• **Items**
--
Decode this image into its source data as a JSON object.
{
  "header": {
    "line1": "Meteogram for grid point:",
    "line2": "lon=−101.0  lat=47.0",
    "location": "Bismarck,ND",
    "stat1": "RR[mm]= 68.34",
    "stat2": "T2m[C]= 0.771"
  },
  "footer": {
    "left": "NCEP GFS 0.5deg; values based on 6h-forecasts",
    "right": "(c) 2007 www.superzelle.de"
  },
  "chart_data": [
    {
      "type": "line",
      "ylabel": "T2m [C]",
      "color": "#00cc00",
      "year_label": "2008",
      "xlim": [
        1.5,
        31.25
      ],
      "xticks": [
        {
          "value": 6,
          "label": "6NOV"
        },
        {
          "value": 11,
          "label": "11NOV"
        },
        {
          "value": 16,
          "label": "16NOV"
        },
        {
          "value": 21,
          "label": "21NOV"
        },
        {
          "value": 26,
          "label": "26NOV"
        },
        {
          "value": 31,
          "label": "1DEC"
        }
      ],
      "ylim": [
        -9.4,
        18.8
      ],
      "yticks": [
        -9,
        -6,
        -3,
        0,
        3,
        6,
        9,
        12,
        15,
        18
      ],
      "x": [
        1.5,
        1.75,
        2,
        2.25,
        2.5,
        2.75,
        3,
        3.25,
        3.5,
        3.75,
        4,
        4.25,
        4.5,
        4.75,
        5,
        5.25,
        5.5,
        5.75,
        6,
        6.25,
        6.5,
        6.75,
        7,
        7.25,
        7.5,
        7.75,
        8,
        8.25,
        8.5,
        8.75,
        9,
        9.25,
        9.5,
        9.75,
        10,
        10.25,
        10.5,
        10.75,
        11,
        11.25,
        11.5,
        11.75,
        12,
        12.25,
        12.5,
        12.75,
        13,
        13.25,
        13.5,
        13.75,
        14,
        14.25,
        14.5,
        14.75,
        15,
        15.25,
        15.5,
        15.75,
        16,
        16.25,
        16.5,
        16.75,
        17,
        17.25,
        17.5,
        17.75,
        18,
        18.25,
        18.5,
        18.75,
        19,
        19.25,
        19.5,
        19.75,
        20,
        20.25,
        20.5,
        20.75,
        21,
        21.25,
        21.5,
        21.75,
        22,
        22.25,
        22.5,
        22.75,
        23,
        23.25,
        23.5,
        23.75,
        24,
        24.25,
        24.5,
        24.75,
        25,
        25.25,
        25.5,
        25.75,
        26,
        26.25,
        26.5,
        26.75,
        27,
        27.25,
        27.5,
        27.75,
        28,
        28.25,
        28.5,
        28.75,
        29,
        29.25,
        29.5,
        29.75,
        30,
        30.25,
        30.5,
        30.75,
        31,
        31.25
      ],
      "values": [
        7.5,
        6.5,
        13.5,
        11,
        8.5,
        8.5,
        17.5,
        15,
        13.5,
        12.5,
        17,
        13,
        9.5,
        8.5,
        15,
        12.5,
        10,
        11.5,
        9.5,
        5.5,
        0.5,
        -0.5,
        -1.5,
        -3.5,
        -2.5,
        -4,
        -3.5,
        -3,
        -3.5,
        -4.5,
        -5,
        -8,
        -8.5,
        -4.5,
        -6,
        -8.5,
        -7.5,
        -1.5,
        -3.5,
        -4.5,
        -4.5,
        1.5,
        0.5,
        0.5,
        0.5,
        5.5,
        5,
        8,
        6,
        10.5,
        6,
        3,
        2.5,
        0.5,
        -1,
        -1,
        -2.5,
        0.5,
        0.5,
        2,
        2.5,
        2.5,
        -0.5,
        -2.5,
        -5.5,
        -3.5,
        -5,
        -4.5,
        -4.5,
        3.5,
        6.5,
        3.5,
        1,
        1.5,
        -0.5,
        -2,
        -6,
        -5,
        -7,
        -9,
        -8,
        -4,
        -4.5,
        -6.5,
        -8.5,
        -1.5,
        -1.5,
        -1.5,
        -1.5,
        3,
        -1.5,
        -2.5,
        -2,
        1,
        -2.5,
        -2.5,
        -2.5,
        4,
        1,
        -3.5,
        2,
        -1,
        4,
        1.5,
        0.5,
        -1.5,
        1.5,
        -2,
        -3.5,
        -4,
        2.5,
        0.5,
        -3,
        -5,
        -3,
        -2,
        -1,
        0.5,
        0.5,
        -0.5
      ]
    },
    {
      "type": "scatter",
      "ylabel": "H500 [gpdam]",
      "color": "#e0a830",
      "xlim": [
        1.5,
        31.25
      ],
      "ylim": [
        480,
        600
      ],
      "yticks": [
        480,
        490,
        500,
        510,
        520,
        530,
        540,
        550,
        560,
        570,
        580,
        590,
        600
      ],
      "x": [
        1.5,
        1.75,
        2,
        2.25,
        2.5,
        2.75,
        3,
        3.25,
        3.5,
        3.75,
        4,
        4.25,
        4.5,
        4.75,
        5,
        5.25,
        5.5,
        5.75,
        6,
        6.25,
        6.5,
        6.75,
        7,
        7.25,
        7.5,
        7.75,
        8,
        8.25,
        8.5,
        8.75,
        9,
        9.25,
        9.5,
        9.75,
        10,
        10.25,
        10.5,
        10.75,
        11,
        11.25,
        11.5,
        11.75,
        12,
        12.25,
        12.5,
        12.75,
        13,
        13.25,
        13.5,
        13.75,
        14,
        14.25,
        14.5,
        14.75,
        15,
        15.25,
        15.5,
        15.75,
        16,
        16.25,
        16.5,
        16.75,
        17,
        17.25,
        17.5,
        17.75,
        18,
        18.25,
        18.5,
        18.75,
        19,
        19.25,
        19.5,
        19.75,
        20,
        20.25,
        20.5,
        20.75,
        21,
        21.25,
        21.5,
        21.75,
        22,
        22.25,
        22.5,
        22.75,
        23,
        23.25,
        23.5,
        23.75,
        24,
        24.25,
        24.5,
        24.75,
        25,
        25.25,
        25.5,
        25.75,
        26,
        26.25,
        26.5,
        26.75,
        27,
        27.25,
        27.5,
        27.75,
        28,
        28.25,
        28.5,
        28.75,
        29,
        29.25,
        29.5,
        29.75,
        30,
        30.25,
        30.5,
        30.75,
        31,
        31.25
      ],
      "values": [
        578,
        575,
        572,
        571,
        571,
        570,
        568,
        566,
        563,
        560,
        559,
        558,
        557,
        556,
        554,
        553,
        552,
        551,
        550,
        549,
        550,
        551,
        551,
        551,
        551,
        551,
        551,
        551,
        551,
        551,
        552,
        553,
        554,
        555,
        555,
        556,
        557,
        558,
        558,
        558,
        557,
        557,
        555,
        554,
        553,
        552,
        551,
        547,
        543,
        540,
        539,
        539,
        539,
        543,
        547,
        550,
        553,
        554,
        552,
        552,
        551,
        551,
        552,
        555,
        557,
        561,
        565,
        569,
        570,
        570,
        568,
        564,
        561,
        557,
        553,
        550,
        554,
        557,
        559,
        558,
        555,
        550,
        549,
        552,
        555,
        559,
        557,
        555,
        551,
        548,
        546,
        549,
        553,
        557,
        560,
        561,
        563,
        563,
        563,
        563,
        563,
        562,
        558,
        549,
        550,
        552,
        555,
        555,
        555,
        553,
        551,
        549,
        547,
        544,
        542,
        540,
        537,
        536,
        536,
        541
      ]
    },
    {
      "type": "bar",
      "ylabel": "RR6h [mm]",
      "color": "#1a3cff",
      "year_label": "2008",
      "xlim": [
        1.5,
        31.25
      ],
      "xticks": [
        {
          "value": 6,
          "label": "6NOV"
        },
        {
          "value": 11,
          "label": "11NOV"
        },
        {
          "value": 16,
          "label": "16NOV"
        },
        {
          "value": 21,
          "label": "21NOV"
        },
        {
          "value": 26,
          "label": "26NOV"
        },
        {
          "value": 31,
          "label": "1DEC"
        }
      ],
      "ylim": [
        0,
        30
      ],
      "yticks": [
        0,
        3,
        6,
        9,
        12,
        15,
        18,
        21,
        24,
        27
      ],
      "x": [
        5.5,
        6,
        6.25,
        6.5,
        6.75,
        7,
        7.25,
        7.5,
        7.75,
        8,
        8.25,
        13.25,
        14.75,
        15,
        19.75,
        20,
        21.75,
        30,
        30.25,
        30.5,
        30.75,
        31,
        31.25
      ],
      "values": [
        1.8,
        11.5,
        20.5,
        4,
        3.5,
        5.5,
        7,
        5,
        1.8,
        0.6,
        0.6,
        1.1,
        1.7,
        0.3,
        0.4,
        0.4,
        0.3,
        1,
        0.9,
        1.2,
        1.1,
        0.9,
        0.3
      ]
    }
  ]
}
--
• **Work required**
Pull out every line of the entries that includes the word "ylabel".

• **Completed task**
      "ylabel": "T2m [C]",
      "ylabel": "H500 [gpdam]",
      "ylabel": "RR6h [mm]",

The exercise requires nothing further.